PROMPT: Select and reproduce each line of the listing below that bears the string "médico".

LISTING:
-----

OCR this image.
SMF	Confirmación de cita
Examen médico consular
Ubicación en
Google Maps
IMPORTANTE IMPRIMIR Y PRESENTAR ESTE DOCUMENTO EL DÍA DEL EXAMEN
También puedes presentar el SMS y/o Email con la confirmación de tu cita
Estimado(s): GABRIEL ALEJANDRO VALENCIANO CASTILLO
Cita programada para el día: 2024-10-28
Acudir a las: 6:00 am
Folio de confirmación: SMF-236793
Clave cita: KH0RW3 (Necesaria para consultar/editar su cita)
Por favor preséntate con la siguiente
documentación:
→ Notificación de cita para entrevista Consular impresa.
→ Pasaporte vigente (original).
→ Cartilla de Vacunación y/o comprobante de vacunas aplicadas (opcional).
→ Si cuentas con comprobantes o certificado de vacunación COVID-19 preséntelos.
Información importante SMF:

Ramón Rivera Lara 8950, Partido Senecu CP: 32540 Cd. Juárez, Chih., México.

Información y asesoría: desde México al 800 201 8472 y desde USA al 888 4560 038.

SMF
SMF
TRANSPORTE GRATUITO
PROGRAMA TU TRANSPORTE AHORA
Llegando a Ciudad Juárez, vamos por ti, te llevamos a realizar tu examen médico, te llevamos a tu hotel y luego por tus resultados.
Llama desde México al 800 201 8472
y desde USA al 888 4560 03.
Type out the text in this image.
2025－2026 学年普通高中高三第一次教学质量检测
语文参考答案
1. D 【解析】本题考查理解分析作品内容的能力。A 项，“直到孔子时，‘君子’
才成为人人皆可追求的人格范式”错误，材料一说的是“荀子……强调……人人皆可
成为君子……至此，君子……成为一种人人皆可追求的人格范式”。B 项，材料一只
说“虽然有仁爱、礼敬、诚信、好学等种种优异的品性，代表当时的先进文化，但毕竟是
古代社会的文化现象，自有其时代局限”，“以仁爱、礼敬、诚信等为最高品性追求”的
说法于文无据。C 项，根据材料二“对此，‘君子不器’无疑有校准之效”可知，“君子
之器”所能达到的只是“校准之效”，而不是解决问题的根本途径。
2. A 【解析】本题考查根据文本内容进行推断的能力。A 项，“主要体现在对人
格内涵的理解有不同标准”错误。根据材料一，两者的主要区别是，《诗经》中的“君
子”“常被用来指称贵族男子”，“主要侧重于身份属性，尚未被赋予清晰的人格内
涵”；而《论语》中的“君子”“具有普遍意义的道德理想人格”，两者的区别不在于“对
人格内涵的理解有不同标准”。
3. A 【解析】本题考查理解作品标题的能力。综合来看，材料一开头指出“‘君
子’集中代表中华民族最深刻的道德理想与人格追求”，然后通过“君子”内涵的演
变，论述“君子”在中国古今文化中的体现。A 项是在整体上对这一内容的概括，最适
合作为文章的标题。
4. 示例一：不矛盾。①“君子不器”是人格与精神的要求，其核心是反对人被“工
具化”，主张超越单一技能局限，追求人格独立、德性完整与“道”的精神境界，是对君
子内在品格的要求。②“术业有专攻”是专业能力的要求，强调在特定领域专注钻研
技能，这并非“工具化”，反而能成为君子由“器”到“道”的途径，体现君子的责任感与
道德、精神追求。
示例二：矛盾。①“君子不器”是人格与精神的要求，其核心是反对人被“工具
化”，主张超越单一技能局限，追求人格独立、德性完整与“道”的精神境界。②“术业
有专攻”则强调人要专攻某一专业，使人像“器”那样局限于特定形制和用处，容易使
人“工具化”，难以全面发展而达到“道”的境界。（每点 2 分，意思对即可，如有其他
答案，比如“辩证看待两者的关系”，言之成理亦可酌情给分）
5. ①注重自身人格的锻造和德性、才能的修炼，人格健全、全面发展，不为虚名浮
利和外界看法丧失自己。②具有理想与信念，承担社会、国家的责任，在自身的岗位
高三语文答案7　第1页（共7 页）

-----

EXPECTED ANSWER:
Examen médico consular
Llegando a Ciudad Juárez, vamos por ti, te llevamos a realizar tu examen médico, te llevamos a tu hotel y luego por tus resultados.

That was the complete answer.